§ **Given problem**: Below are records. Copy every line with "матеріалъ" in it.

* Begin *

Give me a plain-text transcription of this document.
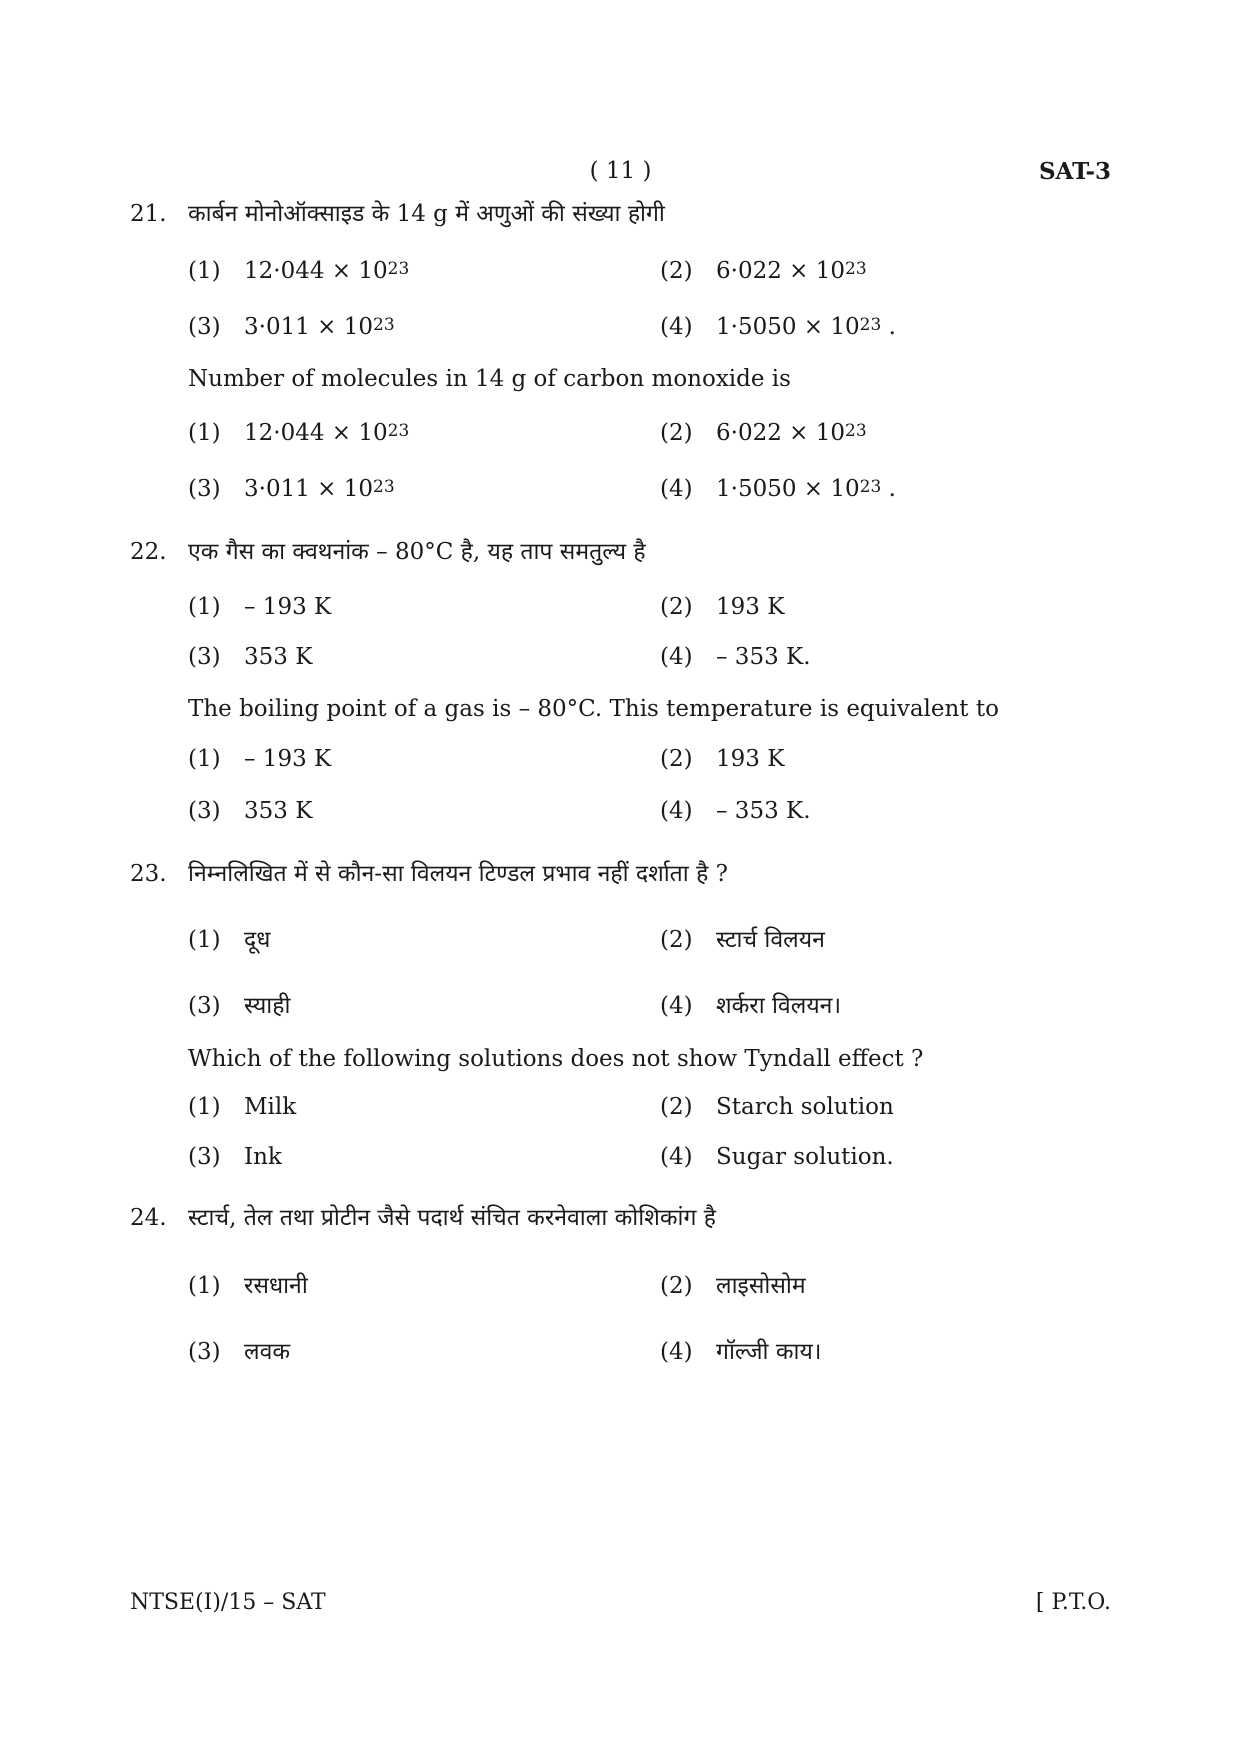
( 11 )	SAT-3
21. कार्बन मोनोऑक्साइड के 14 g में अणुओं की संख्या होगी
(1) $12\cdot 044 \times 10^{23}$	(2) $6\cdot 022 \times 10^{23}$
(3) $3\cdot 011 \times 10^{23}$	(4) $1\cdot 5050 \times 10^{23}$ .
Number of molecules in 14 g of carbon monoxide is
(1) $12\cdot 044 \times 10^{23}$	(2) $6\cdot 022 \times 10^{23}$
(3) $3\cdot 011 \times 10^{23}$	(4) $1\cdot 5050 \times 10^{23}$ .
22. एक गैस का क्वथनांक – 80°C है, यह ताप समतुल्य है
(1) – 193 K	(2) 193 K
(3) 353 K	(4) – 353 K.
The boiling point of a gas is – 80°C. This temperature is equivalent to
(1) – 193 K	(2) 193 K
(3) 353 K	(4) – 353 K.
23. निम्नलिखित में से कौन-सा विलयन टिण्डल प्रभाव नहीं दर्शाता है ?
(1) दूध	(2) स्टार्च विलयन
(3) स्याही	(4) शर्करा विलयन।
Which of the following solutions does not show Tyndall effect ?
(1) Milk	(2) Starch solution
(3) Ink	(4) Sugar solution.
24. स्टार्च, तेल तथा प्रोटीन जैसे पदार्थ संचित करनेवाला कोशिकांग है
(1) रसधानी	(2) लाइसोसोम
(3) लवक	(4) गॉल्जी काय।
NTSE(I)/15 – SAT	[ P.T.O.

* End *
* Begin *

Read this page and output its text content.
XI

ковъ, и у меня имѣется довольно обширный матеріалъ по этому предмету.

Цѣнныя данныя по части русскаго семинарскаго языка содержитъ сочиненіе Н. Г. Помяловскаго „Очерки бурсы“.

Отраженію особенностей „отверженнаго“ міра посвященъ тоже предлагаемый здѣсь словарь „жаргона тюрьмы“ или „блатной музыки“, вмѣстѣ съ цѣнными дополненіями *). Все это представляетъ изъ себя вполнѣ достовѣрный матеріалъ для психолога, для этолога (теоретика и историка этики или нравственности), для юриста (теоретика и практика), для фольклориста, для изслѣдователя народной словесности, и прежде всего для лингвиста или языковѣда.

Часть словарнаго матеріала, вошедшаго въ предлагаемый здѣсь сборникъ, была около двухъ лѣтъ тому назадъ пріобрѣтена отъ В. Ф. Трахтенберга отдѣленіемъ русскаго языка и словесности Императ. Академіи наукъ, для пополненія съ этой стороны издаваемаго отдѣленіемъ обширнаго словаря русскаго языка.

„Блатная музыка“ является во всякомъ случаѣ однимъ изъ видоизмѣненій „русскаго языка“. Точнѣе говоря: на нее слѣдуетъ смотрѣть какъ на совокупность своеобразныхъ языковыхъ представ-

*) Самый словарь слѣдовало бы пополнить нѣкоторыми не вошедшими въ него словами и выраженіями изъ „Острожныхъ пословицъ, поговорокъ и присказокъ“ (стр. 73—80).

* End *

§ **Complete response**:
ковъ, и у меня имѣется довольно обширный матеріалъ по этому предмету.
Отраженію особенностей „отверженнаго“ міра посвященъ тоже предлагаемый здѣсь словарь „жаргона тюрьмы“ или „блатной музыки“, вмѣстѣ съ цѣнными дополненіями *). Все это представляетъ изъ себя вполнѣ достовѣрный матеріалъ для психолога, для этолога (теоретика и историка этики или нравственности), для юриста (теоретика и практика), для фольклориста, для изслѣдователя народной словесности, и прежде всего для лингвиста или языковѣда.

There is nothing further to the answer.